**Excerpt:**
______________________________

SEPP / 72(t) Distributions from a Rollover IRA: 2026 Guide
Rolling your 401(k) to an IRA before age 59½ permanently forfeits your Rule-of-55 access. Substantially Equal Periodic Payments (SEPP) under IRC § 72(t)(2)(A)(iv) is the primary path to penalty-free withdrawals from a rollover IRA for early retirees. Done right, it opens the account. Done wrong — even a small modification — it retroactively triggers a 10% penalty on every payment you've already taken.
Why SEPP matters after a rollover
The Rule of 55 under IRC § 72(t)(2)(A)(v) lets you take penalty-free distributions from a 401(k) if you separate from service in or after the year you turn 55 (50 for public safety employees). It applies only to employer plans — not IRAs. The moment you roll your 401(k) to an IRA, that exception disappears permanently for those funds.
If you retire at 50, 52, or 57 and roll to an IRA, you need a different path to access the money before 59½. Your options narrow to:
- SEPP / 72(t) — take fixed distributions for the longer of 5 years or until age 59½
- Roth conversion ladder — convert traditional IRA funds to Roth, then access contributions after 5 years penalty-free (requires 5-year lead time)
- Other specific § 72(t) exceptions — disability, medical expenses exceeding 7.5% AGI, health insurance premiums while unemployed, etc. (narrow, situational)
SEPP is the most flexible option when you need immediate, reliable income — not after a 5-year wait. But it requires precision. The IRS gives you exactly one allowable modification (switching from amortization to the RMD method); everything else counts as a modification that blows up the election.
The three calculation methods
IRS Notice 2022-6 (effective January 1, 2023) governs current SEPP calculation rules. It revised Rev. Rul. 2002-62 and established a 5% interest rate floor. All three methods use the account balance at a reasonable date prior to the first payment (typically December 31 of the prior year or the beginning of the year distributions start).
Method 1: Required Minimum Distribution (RMD)
Divide the account balance by the life expectancy factor from the IRS Single Life Expectancy Table (Table I, updated by T.D. 9930, effective 2022). Recalculated every year with the new balance and updated age. This produces the lowest payment of the three methods and is the most flexible — because it automatically adjusts down if the account drops in value, reducing sequence-of-returns risk. It is also the only method with year-to-year variability.
Example: Age 55, $800,000 rollover IRA. Life expectancy factor at 55 = 31.1 years (Table I, T.D. 9930). Annual payment: $800,000 ÷ 31.1 = $25,723. Next year at 56, divide the new balance by 30.2, and so on.
Method 2: Fixed Amortization
Amortize the account balance over the life expectancy at the election date using the IRS-maximum interest rate. Per IRS Notice 2022-6, the maximum rate is the greater of 5% or 120% of the federal midterm AFR for either of the two months preceding the start of distributions.1 For 2026, 120% of the midterm AFR is approximately 4.57–4.63%, so the 5% floor applies. Payment is fixed for the entire SEPP period — it does not change even as the balance fluctuates. This produces a higher, predictable payment than the RMD method.

______________________________

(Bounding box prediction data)
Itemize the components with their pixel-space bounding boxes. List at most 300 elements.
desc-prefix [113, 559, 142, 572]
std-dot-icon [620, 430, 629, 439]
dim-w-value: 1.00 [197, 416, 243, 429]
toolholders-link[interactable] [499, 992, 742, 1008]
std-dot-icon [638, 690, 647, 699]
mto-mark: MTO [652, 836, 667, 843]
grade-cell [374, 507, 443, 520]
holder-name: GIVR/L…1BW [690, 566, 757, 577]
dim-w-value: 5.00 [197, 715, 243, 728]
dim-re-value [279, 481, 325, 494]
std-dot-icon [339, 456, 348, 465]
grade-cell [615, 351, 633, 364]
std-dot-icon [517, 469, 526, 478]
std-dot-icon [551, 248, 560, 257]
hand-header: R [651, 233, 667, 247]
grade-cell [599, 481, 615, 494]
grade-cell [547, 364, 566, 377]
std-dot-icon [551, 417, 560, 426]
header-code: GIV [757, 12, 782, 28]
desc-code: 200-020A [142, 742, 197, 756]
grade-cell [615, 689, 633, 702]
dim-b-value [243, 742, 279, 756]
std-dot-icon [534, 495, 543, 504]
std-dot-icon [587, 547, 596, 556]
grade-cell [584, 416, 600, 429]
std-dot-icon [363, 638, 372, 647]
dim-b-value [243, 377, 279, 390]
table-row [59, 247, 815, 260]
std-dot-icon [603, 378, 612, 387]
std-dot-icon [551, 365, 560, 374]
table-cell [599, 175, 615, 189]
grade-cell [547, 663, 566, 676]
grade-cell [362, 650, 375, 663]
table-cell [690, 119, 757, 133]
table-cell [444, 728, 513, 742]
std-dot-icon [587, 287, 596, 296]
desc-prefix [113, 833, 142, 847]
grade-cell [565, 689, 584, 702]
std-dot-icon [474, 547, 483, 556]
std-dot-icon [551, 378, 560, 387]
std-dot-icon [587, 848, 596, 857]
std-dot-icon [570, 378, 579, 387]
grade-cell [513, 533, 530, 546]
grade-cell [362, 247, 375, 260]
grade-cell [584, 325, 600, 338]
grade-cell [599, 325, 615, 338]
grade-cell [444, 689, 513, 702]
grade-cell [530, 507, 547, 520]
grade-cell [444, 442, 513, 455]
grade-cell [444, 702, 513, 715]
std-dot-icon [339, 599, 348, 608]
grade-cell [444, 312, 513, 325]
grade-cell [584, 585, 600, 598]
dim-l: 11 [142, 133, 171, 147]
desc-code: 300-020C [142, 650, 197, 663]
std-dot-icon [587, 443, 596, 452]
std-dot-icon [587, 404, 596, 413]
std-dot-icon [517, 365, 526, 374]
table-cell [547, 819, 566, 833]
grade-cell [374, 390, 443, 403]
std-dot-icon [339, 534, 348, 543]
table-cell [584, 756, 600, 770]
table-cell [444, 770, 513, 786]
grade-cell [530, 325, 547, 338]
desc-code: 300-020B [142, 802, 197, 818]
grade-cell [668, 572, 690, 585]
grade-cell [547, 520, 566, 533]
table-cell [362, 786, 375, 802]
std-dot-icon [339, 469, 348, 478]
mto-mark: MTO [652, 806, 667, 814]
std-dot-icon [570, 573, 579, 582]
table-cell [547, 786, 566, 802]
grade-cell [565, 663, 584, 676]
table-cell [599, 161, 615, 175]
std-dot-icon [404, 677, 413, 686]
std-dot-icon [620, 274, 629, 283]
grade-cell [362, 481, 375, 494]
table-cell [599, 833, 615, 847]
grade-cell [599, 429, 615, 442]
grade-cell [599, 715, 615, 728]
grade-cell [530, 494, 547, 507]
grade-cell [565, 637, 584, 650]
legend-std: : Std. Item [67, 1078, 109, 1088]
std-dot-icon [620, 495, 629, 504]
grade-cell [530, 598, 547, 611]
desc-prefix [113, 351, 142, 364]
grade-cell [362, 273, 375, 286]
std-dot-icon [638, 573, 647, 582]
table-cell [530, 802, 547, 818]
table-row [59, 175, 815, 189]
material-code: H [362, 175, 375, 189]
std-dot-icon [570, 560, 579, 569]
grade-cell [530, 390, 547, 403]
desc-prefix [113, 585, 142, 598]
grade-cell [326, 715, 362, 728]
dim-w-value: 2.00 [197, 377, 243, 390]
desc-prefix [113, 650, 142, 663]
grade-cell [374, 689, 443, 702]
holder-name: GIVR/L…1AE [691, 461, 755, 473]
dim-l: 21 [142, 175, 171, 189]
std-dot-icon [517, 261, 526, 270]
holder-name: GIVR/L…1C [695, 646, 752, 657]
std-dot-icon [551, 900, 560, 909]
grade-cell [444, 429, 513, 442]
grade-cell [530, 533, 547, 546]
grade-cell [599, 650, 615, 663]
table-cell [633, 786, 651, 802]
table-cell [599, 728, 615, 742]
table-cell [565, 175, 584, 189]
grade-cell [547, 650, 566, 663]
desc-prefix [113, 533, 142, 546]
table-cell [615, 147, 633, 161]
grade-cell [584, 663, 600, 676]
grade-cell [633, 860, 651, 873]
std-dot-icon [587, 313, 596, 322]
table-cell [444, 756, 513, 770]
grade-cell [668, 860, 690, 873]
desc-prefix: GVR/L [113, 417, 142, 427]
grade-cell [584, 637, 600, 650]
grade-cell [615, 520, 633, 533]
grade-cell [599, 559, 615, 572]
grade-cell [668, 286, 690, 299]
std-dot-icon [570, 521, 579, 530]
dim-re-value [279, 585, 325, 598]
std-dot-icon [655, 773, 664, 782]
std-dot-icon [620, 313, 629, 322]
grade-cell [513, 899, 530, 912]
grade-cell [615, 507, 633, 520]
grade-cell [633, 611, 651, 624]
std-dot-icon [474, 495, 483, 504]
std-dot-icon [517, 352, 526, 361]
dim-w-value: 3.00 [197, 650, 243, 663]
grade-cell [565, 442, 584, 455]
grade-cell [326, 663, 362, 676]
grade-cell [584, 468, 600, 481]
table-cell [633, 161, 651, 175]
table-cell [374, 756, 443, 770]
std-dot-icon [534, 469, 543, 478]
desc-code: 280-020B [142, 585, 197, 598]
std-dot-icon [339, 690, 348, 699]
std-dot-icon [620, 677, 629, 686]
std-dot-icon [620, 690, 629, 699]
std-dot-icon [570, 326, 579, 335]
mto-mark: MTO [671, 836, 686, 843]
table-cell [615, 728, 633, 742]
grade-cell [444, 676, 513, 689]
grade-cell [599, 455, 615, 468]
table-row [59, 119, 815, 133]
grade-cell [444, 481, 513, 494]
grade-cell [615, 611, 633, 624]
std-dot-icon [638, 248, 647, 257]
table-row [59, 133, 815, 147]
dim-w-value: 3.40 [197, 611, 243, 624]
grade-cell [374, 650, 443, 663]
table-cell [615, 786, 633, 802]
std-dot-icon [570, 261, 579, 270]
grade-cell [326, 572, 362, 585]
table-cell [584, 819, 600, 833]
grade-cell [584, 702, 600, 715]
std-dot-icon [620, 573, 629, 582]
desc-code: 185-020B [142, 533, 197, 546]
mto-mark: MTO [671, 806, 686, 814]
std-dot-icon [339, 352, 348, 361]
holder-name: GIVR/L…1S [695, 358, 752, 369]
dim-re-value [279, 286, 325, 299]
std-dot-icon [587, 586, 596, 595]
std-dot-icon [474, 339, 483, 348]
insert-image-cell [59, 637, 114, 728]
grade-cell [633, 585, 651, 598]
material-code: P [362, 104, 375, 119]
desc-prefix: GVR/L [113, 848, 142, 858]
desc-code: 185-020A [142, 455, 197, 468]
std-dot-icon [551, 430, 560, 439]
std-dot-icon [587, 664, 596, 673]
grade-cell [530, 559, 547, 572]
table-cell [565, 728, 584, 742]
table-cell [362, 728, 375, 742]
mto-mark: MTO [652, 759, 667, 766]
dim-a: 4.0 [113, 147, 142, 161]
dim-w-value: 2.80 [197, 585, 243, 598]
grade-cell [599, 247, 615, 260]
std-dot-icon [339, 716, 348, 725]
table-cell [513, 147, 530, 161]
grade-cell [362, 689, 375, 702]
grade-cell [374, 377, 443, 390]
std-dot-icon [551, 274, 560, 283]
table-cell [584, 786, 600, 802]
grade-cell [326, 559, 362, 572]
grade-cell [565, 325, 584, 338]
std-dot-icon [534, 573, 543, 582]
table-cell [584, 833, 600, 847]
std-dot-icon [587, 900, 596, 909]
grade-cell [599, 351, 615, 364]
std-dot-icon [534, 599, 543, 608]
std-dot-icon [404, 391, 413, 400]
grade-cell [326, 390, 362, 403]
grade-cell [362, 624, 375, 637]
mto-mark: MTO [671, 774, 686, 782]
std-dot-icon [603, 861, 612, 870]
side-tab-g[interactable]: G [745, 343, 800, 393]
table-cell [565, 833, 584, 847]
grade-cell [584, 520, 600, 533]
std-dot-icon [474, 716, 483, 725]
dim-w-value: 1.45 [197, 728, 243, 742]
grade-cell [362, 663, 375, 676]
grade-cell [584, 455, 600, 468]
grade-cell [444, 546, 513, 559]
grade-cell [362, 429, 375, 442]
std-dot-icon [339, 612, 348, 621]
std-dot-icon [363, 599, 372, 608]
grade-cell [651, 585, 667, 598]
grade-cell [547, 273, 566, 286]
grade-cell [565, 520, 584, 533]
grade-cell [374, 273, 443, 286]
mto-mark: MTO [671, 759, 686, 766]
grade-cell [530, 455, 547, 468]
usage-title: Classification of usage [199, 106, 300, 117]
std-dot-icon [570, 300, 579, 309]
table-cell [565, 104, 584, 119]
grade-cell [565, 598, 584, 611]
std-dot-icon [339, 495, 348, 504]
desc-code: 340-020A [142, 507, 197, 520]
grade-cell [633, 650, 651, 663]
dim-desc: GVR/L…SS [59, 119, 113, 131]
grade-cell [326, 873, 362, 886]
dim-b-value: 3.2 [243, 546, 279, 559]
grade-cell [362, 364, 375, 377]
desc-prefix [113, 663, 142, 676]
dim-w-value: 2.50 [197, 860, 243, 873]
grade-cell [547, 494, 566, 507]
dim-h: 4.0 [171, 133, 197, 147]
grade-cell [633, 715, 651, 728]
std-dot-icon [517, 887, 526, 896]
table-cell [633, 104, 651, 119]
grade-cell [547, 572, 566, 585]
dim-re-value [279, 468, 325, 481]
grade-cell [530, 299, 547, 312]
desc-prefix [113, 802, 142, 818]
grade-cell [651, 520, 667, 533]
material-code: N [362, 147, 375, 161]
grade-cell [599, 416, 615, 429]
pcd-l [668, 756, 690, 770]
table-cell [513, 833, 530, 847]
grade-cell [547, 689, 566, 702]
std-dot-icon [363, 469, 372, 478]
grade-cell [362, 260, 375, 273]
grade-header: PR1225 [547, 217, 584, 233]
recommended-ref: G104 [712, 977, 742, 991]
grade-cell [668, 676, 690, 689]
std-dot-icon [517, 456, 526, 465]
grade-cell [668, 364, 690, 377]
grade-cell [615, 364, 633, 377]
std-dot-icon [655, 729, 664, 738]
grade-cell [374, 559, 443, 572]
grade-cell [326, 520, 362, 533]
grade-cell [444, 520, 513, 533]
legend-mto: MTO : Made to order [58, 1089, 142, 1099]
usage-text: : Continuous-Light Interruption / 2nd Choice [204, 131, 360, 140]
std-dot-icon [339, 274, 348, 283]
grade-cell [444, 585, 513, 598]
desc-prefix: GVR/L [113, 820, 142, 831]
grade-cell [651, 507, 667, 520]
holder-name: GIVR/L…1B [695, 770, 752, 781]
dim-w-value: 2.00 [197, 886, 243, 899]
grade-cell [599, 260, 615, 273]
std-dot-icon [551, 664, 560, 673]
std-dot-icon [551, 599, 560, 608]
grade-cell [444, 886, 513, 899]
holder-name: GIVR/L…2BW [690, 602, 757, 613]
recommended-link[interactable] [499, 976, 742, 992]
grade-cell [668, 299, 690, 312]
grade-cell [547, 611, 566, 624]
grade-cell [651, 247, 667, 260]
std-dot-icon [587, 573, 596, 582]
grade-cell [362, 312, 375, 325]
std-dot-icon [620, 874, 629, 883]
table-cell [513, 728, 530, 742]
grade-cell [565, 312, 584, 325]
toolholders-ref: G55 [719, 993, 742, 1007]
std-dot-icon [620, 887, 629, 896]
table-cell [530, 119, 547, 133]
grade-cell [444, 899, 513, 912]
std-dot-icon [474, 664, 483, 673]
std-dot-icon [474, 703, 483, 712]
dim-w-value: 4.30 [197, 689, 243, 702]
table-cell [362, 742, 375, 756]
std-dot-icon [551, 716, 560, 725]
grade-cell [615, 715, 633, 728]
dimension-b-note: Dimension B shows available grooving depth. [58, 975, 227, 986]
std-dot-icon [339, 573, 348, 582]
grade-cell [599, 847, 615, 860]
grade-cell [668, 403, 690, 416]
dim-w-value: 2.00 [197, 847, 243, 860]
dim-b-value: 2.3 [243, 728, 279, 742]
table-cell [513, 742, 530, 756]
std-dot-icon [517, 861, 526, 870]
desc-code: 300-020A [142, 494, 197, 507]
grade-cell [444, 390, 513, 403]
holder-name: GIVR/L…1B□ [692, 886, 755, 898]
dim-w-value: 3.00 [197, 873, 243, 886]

______________________________

**Complete the following:**
A – Answer these questions from the SEPP guide:
(i) Which IRS notice governs the current SEPP calculation rules?
(ii) Under the Rule of 55, from what age can public safety employees take penalty-free distributions?
(iii) In the RMD example, what life expectancy factor is used at age 55?
B – Write out the stretch of the SEPP guide from "Why SEPP matters" through "for those funds.", swapping "employer plans" for "workplace plans".
C – Extend the SEPP guide on rollover IRA withdrawals, picking up right after its last sentence.
This data has nothing to do with the SEPP guide.

**Answers to the exercise:**
A –
(i) IRS Notice 2022-6
(ii) 50
(iii) 31.1 years

B –
Why SEPP matters after a rollover
The Rule of 55 under IRC § 72(t)(2)(A)(v) lets you take penalty-free distributions from a 401(k) if you separate from service in or after the year you turn 55 (50 for public safety employees). It applies only to workplace plans — not IRAs. The moment you roll your 401(k) to an IRA, that exception disappears permanently for those funds.

C –
Formula: Annual payment = Balance × [r / (1 − (1 + r)−n)], where r = interest rate and n = life expectancy factor.
Example: Age 55, $800,000, 5% rate, n = 31.1. Annual payment = $800,000 × [0.05 / (1 − (1.05)−31.1)] = $51,367 per year, fixed.
Method 3: Fixed Annuitization
Divide the account balance by an annuity factor derived from the IRS-approved mortality table (Mortality Table in Rev. Rul. 2002-62, as preserved by Notice 2022-6) and the same maximum interest rate. The result is nearly identical to the Fixed Amortization method — typically within 1–3% — and also produces a fixed payment. Most practitioners use Fixed Amortization because the calculation is more transparent; Fixed Annuitization requires referencing the actuarial mortality table directly.
Method comparison at a glance
| Method | Payment level | Year-to-year variability | Best for |
|---|---|---|---|
| RMD | Lowest (~40–60% of amortization) | Yes — recalculates annually | Those who want flexibility, expect high returns, or want minimum mandatory income |
| Fixed Amortization | Highest (up to 5% rate) | No — fixed for SEPP term | Those who need maximum predictable income |
| Fixed Annuitization | Near-identical to amortization | No — fixed for SEPP term | Rarely chosen over amortization in practice |
The immutable rules
These rules are not guidelines — violating any one of them triggers a 10% penalty retroactively on all prior distributions, plus interest.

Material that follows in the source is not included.